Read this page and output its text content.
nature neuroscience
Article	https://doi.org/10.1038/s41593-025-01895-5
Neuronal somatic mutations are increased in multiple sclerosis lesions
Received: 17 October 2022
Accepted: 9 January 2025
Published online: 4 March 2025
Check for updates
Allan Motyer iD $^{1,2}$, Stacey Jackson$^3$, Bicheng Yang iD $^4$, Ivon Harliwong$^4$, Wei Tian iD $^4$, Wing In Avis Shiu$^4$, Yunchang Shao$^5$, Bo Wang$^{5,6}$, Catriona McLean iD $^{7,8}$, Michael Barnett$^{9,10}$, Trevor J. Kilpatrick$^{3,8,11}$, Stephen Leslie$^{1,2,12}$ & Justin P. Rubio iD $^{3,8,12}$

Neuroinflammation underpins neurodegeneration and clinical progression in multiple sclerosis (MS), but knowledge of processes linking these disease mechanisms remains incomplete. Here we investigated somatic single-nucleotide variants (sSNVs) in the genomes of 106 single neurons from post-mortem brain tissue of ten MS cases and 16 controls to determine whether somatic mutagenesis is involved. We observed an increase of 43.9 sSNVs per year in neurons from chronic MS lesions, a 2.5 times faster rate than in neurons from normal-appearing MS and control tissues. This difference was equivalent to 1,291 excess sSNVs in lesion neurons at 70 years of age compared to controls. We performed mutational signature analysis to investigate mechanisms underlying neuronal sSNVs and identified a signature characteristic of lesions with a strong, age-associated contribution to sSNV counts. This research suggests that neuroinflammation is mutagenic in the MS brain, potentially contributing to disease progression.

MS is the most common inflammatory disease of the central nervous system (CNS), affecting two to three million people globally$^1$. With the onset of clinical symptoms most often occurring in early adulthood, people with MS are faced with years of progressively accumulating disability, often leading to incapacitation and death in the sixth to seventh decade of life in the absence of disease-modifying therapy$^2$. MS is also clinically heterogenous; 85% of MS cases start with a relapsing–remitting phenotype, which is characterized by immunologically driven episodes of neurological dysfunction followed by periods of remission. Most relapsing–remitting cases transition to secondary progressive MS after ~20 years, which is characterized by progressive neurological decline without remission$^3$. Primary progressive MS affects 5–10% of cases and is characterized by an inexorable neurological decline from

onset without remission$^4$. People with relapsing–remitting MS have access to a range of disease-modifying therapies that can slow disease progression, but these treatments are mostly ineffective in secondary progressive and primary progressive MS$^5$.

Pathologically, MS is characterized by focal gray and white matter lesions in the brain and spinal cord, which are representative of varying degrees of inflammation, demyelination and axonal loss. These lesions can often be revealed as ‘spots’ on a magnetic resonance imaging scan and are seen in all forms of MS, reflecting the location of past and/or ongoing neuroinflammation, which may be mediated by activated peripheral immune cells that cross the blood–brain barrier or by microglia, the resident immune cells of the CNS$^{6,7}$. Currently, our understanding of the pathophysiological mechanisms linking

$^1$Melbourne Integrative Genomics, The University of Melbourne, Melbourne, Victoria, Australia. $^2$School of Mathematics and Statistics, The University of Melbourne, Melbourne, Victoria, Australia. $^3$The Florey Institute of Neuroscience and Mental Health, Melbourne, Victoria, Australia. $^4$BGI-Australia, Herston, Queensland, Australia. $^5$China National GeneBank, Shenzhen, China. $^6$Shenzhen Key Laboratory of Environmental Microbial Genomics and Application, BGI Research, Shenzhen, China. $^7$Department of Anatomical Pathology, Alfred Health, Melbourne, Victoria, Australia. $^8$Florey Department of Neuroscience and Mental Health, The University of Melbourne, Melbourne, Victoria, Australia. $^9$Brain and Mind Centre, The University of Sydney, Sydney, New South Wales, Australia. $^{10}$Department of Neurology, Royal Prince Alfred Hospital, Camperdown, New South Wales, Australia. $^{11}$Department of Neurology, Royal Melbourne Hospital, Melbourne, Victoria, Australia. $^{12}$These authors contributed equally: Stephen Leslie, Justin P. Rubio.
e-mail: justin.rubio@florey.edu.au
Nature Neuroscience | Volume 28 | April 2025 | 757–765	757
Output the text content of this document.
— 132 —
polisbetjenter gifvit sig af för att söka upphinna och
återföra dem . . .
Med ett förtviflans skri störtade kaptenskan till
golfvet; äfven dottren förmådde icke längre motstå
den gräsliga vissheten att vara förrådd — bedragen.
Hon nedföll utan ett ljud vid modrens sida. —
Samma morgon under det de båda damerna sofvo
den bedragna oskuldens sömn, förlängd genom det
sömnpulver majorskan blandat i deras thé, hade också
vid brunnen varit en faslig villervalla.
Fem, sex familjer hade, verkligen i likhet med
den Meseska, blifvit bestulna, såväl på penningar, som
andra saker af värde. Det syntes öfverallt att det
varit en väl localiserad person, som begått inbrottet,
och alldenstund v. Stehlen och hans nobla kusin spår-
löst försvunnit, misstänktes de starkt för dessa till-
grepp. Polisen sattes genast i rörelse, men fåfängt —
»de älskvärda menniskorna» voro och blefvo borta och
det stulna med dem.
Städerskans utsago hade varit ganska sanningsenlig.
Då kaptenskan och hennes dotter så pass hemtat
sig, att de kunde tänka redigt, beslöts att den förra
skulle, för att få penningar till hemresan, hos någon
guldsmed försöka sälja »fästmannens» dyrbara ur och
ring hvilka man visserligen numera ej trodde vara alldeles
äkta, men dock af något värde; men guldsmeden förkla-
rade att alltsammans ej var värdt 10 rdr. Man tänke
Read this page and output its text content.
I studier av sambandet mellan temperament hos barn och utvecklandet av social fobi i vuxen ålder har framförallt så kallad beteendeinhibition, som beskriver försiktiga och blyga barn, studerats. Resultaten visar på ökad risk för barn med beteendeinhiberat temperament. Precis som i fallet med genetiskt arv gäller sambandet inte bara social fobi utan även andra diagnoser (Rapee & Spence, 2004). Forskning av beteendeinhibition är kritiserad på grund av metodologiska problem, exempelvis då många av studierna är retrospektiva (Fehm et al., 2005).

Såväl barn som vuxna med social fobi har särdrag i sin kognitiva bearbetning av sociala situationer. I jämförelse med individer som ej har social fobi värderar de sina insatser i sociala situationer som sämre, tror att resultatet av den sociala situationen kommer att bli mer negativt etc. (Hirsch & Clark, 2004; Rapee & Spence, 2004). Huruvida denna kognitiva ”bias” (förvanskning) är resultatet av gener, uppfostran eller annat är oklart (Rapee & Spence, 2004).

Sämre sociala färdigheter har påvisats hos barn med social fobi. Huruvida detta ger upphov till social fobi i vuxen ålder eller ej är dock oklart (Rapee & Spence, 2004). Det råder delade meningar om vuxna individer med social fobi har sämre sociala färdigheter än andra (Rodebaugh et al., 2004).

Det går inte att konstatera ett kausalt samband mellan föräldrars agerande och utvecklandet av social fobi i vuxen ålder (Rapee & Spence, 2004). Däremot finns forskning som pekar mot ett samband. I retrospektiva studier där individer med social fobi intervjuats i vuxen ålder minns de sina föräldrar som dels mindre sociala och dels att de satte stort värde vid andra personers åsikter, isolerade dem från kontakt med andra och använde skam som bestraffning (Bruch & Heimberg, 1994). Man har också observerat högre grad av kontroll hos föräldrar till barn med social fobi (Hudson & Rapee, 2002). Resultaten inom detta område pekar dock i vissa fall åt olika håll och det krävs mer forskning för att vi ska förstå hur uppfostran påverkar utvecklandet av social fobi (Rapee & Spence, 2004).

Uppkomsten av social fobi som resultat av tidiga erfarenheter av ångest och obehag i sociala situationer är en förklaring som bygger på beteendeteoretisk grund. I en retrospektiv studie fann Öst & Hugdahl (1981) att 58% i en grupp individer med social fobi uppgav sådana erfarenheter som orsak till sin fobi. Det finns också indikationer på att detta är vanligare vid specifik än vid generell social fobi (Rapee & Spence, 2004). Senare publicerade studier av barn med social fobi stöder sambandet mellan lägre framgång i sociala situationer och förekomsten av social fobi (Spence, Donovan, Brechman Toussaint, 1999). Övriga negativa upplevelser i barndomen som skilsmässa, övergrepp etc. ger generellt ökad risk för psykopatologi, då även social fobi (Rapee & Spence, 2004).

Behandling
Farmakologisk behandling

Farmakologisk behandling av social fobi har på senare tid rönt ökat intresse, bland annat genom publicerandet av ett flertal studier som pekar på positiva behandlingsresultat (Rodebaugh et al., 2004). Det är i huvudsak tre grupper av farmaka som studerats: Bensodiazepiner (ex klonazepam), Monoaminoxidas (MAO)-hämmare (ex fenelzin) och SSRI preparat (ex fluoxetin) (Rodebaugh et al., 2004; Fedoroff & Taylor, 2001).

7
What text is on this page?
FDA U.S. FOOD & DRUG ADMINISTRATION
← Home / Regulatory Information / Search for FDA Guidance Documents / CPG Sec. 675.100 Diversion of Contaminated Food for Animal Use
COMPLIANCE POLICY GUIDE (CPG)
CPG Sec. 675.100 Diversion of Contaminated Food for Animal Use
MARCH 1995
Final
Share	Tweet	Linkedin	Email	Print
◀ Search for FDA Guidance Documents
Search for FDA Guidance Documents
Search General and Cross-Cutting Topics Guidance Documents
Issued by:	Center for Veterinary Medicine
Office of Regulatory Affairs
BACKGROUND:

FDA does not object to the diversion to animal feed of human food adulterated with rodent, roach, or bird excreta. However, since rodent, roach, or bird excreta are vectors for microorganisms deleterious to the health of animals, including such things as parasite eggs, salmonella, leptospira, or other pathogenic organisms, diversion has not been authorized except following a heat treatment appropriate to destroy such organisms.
——
- [ABOUT THIS TASK]
This task needs one value: the number of lines in the material above that contain the word "utan".

- [YOUR RESPONSE]
2